#### [Entries]
# # # # #

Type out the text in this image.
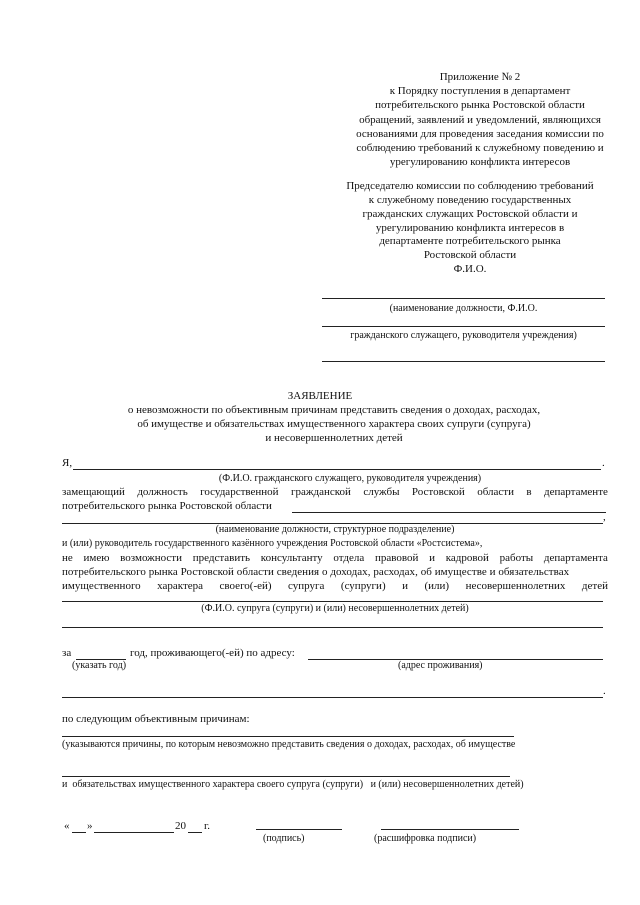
Приложение № 2
к Порядку поступления в департамент
потребительского рынка Ростовской области
обращений, заявлений и уведомлений, являющихся
основаниями для проведения заседания комиссии по
соблюдению требований к служебному поведению и
урегулированию конфликта интересов
Председателю комиссии по соблюдению требований
к служебному поведению государственных
гражданских служащих Ростовской области и
урегулированию конфликта интересов в
департаменте потребительского рынка
Ростовской области
Ф.И.О.
(наименование должности, Ф.И.О.
гражданского служащего, руководителя учреждения)
ЗАЯВЛЕНИЕ
о невозможности по объективным причинам представить сведения о доходах, расходах,
об имуществе и обязательствах имущественного характера своих супруги (супруга)
и несовершеннолетних детей
Я,	.
(Ф.И.О. гражданского служащего, руководителя учреждения)
замещающий должность государственной гражданской службы Ростовской области в департаменте
потребительского рынка Ростовской области
,
(наименование должности, структурное подразделение)
и (или) руководитель государственного казённого учреждения Ростовской области «Ростсистема»,
не имею возможности представить консультанту отдела правовой и кадровой работы департамента
потребительского рынка Ростовской области сведения о доходах, расходах, об имуществе и обязательствах
имущественного характера своего(-ей) супруга (супруги) и (или) несовершеннолетних детей
(Ф.И.О. супруга (супруги) и (или) несовершеннолетних детей)
за	год, проживающего(-ей) по адресу:
(указать год)	(адрес проживания)
.
по следующим объективным причинам:
(указываются причины, по которым невозможно представить сведения о доходах, расходах, об имуществе
и  обязательствах имущественного характера своего супруга (супруги)   и (или) несовершеннолетних детей)
« »	20 г.
(подпись)	(расшифровка подписи)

# # # # #

Report how many lines in the records above contain the word "комиссии", giving only the number.

2